[begin EXTRACTED ENTRIES]
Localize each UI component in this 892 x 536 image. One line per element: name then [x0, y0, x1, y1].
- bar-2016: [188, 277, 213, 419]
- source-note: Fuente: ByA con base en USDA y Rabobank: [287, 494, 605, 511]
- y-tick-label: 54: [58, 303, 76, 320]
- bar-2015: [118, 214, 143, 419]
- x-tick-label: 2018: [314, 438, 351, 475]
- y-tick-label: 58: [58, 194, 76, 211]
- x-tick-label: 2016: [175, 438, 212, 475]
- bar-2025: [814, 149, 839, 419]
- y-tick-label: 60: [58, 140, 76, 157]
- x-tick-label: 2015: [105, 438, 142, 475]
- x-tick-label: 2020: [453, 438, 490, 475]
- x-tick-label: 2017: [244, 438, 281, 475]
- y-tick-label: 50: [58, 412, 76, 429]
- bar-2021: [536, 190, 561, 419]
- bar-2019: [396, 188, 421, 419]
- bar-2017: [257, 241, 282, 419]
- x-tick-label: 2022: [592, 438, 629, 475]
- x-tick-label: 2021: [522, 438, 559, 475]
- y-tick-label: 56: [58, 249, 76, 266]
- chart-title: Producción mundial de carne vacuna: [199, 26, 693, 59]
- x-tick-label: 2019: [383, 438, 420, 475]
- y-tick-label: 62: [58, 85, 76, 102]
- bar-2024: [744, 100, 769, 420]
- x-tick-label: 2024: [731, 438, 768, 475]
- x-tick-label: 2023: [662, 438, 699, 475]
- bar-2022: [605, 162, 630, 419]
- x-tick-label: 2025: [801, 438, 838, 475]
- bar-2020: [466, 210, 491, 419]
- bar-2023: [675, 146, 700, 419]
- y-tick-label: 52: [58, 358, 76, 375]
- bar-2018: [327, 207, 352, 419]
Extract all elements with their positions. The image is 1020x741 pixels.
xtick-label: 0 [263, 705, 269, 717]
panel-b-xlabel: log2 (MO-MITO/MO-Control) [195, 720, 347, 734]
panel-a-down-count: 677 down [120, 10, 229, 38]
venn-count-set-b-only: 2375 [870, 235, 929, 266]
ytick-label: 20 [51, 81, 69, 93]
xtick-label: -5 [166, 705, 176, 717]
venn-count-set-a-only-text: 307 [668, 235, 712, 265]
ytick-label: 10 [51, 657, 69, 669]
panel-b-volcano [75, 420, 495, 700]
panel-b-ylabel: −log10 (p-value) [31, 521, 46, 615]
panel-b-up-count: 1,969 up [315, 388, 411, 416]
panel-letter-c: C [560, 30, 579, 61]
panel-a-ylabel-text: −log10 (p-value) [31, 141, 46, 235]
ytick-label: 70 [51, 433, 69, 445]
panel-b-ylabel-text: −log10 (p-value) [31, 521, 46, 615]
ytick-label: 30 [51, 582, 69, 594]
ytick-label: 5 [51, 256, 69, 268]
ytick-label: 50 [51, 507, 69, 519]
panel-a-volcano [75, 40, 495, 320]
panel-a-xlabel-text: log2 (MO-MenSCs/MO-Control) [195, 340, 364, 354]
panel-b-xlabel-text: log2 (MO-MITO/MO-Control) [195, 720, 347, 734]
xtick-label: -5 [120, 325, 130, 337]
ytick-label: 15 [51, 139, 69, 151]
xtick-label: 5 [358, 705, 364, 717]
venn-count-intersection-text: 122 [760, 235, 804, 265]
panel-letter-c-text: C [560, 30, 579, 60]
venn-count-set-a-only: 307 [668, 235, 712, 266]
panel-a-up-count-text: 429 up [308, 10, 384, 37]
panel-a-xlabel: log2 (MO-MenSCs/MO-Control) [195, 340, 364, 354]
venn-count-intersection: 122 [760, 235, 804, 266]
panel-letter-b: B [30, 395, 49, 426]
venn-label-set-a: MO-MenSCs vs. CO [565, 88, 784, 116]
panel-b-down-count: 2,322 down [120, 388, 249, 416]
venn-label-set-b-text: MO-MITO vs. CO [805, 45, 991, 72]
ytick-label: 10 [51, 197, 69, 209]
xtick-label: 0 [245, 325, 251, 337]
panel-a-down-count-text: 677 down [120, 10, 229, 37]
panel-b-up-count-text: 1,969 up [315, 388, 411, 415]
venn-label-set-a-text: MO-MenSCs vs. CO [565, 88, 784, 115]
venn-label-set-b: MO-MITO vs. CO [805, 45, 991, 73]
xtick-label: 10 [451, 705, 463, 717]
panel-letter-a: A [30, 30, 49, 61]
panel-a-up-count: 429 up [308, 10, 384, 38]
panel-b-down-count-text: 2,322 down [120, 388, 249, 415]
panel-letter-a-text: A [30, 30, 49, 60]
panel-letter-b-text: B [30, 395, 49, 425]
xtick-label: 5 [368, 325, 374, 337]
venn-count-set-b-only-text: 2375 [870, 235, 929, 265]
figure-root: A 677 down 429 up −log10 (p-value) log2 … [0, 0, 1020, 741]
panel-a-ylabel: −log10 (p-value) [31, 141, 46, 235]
[end EXTRACTED ENTRIES]
- **EXERCISE DIRECTIONS**
Reproduce every line of the data above verbatim, preserving the original order.

- **RESPONSE FOR THIS EXERCISE**
Localize each UI component in this 892 x 536 image. One line per element: name then [x0, y0, x1, y1].
- bar-2016: [188, 277, 213, 419]
- source-note: Fuente: ByA con base en USDA y Rabobank: [287, 494, 605, 511]
- y-tick-label: 54: [58, 303, 76, 320]
- bar-2015: [118, 214, 143, 419]
- x-tick-label: 2018: [314, 438, 351, 475]
- y-tick-label: 58: [58, 194, 76, 211]
- x-tick-label: 2016: [175, 438, 212, 475]
- bar-2025: [814, 149, 839, 419]
- y-tick-label: 60: [58, 140, 76, 157]
- x-tick-label: 2015: [105, 438, 142, 475]
- x-tick-label: 2020: [453, 438, 490, 475]
- x-tick-label: 2017: [244, 438, 281, 475]
- y-tick-label: 50: [58, 412, 76, 429]
- bar-2021: [536, 190, 561, 419]
- bar-2019: [396, 188, 421, 419]
- bar-2017: [257, 241, 282, 419]
- x-tick-label: 2022: [592, 438, 629, 475]
- x-tick-label: 2021: [522, 438, 559, 475]
- y-tick-label: 56: [58, 249, 76, 266]
- chart-title: Producción mundial de carne vacuna: [199, 26, 693, 59]
- x-tick-label: 2019: [383, 438, 420, 475]
- y-tick-label: 62: [58, 85, 76, 102]
- bar-2024: [744, 100, 769, 420]
- x-tick-label: 2024: [731, 438, 768, 475]
- x-tick-label: 2023: [662, 438, 699, 475]
- bar-2022: [605, 162, 630, 419]
- x-tick-label: 2025: [801, 438, 838, 475]
- bar-2020: [466, 210, 491, 419]
- bar-2023: [675, 146, 700, 419]
- y-tick-label: 52: [58, 358, 76, 375]
- bar-2018: [327, 207, 352, 419]
Extract all elements with their positions. The image is 1020x741 pixels.
xtick-label: 0 [263, 705, 269, 717]
panel-b-xlabel: log2 (MO-MITO/MO-Control) [195, 720, 347, 734]
panel-a-down-count: 677 down [120, 10, 229, 38]
venn-count-set-b-only: 2375 [870, 235, 929, 266]
ytick-label: 20 [51, 81, 69, 93]
xtick-label: -5 [166, 705, 176, 717]
venn-count-set-a-only-text: 307 [668, 235, 712, 265]
ytick-label: 10 [51, 657, 69, 669]
panel-b-volcano [75, 420, 495, 700]
panel-b-ylabel: −log10 (p-value) [31, 521, 46, 615]
panel-b-up-count: 1,969 up [315, 388, 411, 416]
panel-letter-c: C [560, 30, 579, 61]
panel-a-ylabel-text: −log10 (p-value) [31, 141, 46, 235]
ytick-label: 70 [51, 433, 69, 445]
panel-b-ylabel-text: −log10 (p-value) [31, 521, 46, 615]
ytick-label: 30 [51, 582, 69, 594]
ytick-label: 5 [51, 256, 69, 268]
ytick-label: 50 [51, 507, 69, 519]
panel-a-volcano [75, 40, 495, 320]
panel-a-xlabel-text: log2 (MO-MenSCs/MO-Control) [195, 340, 364, 354]
panel-b-xlabel-text: log2 (MO-MITO/MO-Control) [195, 720, 347, 734]
xtick-label: -5 [120, 325, 130, 337]
ytick-label: 15 [51, 139, 69, 151]
xtick-label: 5 [358, 705, 364, 717]
venn-count-intersection-text: 122 [760, 235, 804, 265]
panel-letter-c-text: C [560, 30, 579, 60]
venn-count-set-a-only: 307 [668, 235, 712, 266]
panel-a-up-count-text: 429 up [308, 10, 384, 37]
panel-a-xlabel: log2 (MO-MenSCs/MO-Control) [195, 340, 364, 354]
venn-count-intersection: 122 [760, 235, 804, 266]
panel-letter-b: B [30, 395, 49, 426]
venn-label-set-a: MO-MenSCs vs. CO [565, 88, 784, 116]
panel-b-down-count: 2,322 down [120, 388, 249, 416]
venn-label-set-b-text: MO-MITO vs. CO [805, 45, 991, 72]
ytick-label: 10 [51, 197, 69, 209]
xtick-label: 0 [245, 325, 251, 337]
panel-a-down-count-text: 677 down [120, 10, 229, 37]
panel-b-up-count-text: 1,969 up [315, 388, 411, 415]
venn-label-set-a-text: MO-MenSCs vs. CO [565, 88, 784, 115]
venn-label-set-b: MO-MITO vs. CO [805, 45, 991, 73]
xtick-label: 10 [451, 705, 463, 717]
panel-letter-a: A [30, 30, 49, 61]
panel-a-up-count: 429 up [308, 10, 384, 38]
panel-b-down-count-text: 2,322 down [120, 388, 249, 415]
panel-letter-a-text: A [30, 30, 49, 60]
panel-letter-b-text: B [30, 395, 49, 425]
xtick-label: 5 [368, 325, 374, 337]
venn-count-set-b-only-text: 2375 [870, 235, 929, 265]
figure-root: A 677 down 429 up −log10 (p-value) log2 … [0, 0, 1020, 741]
panel-a-ylabel: −log10 (p-value) [31, 141, 46, 235]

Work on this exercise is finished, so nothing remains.